• **Data provided**
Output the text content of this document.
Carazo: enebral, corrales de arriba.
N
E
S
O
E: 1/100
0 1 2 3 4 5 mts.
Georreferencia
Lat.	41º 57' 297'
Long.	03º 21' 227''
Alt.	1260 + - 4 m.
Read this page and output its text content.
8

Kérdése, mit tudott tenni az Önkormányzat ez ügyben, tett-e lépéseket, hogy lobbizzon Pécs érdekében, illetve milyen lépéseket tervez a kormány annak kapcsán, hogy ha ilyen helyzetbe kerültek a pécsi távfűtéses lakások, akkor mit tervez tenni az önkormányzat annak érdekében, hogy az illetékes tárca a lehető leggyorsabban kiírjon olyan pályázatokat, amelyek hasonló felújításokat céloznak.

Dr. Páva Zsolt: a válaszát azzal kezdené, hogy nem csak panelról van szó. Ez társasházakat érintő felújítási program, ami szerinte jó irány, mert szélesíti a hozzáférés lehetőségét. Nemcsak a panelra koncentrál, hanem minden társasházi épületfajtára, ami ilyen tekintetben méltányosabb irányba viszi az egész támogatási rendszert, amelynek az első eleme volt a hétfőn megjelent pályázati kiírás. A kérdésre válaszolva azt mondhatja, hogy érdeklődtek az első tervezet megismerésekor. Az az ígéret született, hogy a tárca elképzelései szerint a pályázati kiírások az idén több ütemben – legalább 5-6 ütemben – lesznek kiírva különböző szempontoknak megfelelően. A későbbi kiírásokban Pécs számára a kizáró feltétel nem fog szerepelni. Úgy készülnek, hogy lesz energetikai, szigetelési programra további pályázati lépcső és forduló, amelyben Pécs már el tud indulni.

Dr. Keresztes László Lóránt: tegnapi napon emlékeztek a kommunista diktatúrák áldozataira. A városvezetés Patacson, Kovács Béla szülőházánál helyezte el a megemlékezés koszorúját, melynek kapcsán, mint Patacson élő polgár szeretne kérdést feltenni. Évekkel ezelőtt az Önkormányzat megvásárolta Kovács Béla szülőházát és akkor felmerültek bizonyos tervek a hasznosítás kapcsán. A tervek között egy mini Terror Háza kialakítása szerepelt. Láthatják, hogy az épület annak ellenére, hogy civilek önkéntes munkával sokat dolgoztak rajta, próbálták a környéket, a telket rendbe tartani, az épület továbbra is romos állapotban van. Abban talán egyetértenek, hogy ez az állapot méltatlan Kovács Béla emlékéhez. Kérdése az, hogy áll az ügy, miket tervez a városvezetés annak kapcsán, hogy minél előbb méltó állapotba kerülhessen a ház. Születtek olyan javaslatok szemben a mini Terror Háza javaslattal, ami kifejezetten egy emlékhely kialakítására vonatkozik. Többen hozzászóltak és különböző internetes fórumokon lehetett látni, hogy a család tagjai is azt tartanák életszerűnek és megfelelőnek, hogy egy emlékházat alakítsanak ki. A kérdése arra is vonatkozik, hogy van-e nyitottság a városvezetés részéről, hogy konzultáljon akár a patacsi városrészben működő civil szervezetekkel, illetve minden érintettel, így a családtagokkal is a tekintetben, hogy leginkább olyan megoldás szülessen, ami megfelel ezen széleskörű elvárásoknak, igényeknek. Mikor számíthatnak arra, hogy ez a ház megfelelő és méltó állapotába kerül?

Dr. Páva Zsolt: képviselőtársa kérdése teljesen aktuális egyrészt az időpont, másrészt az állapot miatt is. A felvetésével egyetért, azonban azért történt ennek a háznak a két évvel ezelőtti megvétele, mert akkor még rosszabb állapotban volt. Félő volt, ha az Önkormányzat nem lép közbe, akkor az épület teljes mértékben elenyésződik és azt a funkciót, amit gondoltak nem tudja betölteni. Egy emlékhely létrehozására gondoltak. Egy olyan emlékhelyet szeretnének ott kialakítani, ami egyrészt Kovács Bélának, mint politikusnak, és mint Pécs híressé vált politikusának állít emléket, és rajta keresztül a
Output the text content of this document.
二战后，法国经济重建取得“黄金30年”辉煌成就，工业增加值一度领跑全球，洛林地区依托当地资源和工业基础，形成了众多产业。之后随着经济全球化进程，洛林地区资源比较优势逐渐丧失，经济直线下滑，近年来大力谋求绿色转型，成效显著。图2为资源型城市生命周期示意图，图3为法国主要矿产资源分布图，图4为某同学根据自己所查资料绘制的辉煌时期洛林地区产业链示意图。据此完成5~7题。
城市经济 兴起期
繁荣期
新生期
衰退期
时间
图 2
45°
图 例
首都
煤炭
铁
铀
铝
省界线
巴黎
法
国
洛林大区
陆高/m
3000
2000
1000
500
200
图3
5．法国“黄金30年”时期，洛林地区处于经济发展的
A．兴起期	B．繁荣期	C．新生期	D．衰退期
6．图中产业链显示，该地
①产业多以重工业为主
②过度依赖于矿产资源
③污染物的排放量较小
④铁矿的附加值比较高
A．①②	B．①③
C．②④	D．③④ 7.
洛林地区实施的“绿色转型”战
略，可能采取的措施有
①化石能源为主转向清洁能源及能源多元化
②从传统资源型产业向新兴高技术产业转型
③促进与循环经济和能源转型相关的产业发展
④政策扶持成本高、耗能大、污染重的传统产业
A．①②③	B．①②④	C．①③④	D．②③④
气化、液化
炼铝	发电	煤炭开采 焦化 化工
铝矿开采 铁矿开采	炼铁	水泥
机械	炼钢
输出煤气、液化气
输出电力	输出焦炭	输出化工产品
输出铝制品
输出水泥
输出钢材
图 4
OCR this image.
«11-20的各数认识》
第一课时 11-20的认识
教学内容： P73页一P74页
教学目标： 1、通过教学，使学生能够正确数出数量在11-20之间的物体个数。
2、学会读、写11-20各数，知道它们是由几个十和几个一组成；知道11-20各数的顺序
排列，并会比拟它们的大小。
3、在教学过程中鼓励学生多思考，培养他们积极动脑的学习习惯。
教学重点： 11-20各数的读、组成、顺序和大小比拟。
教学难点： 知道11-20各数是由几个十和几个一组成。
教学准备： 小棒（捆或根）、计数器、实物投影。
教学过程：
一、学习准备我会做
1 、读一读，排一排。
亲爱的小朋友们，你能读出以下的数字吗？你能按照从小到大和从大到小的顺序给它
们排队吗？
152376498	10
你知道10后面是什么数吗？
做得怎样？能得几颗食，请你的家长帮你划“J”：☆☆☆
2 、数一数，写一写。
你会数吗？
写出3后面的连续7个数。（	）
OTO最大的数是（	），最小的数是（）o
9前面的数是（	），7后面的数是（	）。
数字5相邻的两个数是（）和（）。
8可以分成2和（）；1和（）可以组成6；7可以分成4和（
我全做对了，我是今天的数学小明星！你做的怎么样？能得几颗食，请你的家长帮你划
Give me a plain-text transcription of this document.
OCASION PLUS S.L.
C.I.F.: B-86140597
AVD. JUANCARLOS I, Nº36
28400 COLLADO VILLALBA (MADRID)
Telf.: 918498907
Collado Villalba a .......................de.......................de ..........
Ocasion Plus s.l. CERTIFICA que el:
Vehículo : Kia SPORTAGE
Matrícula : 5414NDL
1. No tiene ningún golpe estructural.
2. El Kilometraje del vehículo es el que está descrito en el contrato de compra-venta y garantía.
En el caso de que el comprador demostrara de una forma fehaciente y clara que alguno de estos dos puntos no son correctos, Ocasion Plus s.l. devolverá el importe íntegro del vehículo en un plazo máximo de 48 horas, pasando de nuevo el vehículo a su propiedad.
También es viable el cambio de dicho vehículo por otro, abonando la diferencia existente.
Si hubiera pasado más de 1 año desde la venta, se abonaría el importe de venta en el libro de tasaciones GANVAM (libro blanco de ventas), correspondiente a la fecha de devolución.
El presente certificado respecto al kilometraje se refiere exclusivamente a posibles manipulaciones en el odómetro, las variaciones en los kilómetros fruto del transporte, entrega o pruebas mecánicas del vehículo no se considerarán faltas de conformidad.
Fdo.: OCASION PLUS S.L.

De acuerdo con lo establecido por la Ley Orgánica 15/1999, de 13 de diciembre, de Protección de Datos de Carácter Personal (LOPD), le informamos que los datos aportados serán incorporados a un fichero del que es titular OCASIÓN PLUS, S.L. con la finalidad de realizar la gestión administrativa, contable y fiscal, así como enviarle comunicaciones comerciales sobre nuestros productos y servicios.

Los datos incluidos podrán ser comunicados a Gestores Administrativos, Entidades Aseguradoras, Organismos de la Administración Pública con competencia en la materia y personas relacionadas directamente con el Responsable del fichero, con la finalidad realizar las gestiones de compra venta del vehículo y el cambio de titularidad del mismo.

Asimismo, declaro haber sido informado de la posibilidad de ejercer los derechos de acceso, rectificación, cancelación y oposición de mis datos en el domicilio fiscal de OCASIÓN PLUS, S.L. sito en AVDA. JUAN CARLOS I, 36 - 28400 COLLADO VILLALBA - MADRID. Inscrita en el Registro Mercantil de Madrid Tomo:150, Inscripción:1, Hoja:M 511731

• **What the task requires**
Report every line containing the word "能得几颗食" from the listing above.

• **Answer in full**
做得怎样？能得几颗食，请你的家长帮你划“J”：☆☆☆
我全做对了，我是今天的数学小明星！你做的怎么样？能得几颗食，请你的家长帮你划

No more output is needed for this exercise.